Render every entry exactly as it appears.

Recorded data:
--------------------------------

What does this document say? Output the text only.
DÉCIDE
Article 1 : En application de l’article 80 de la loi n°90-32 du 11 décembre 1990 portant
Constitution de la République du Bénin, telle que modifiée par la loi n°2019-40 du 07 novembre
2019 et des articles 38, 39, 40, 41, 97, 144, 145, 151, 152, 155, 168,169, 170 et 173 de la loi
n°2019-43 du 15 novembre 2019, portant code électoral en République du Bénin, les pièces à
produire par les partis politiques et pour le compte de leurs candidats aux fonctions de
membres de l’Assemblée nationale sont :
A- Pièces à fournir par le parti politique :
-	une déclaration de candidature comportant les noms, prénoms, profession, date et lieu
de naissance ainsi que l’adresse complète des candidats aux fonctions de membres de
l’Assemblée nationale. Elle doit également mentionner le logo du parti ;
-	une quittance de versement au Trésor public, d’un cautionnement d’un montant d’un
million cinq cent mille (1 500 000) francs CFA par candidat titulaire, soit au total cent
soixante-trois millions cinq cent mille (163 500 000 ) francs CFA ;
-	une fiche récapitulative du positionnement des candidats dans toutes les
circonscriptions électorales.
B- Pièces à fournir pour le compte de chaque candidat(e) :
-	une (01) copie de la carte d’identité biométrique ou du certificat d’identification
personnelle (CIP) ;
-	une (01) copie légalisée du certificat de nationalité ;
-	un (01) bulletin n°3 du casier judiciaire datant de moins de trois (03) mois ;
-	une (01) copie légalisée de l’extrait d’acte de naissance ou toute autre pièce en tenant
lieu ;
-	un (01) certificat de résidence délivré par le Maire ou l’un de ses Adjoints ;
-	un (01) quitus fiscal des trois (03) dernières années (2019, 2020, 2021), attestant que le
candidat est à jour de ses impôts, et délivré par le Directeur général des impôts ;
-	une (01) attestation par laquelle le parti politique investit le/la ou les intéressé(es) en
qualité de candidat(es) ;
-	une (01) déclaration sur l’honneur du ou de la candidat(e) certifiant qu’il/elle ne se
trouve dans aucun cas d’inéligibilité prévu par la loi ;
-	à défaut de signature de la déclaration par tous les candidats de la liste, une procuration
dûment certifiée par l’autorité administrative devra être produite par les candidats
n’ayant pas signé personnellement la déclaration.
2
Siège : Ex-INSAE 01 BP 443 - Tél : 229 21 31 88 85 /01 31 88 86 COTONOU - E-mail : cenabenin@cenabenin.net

--------------------------------

**The reply:**
What does this document say? Output the text only.
DÉCIDE
Article 1 : En application de l’article 80 de la loi n°90-32 du 11 décembre 1990 portant
Constitution de la République du Bénin, telle que modifiée par la loi n°2019-40 du 07 novembre
2019 et des articles 38, 39, 40, 41, 97, 144, 145, 151, 152, 155, 168,169, 170 et 173 de la loi
n°2019-43 du 15 novembre 2019, portant code électoral en République du Bénin, les pièces à
produire par les partis politiques et pour le compte de leurs candidats aux fonctions de
membres de l’Assemblée nationale sont :
A- Pièces à fournir par le parti politique :
-	une déclaration de candidature comportant les noms, prénoms, profession, date et lieu
de naissance ainsi que l’adresse complète des candidats aux fonctions de membres de
l’Assemblée nationale. Elle doit également mentionner le logo du parti ;
-	une quittance de versement au Trésor public, d’un cautionnement d’un montant d’un
million cinq cent mille (1 500 000) francs CFA par candidat titulaire, soit au total cent
soixante-trois millions cinq cent mille (163 500 000 ) francs CFA ;
-	une fiche récapitulative du positionnement des candidats dans toutes les
circonscriptions électorales.
B- Pièces à fournir pour le compte de chaque candidat(e) :
-	une (01) copie de la carte d’identité biométrique ou du certificat d’identification
personnelle (CIP) ;
-	une (01) copie légalisée du certificat de nationalité ;
-	un (01) bulletin n°3 du casier judiciaire datant de moins de trois (03) mois ;
-	une (01) copie légalisée de l’extrait d’acte de naissance ou toute autre pièce en tenant
lieu ;
-	un (01) certificat de résidence délivré par le Maire ou l’un de ses Adjoints ;
-	un (01) quitus fiscal des trois (03) dernières années (2019, 2020, 2021), attestant que le
candidat est à jour de ses impôts, et délivré par le Directeur général des impôts ;
-	une (01) attestation par laquelle le parti politique investit le/la ou les intéressé(es) en
qualité de candidat(es) ;
-	une (01) déclaration sur l’honneur du ou de la candidat(e) certifiant qu’il/elle ne se
trouve dans aucun cas d’inéligibilité prévu par la loi ;
-	à défaut de signature de la déclaration par tous les candidats de la liste, une procuration
dûment certifiée par l’autorité administrative devra être produite par les candidats
n’ayant pas signé personnellement la déclaration.
2
Siège : Ex-INSAE 01 BP 443 - Tél : 229 21 31 88 85 /01 31 88 86 COTONOU - E-mail : cenabenin@cenabenin.net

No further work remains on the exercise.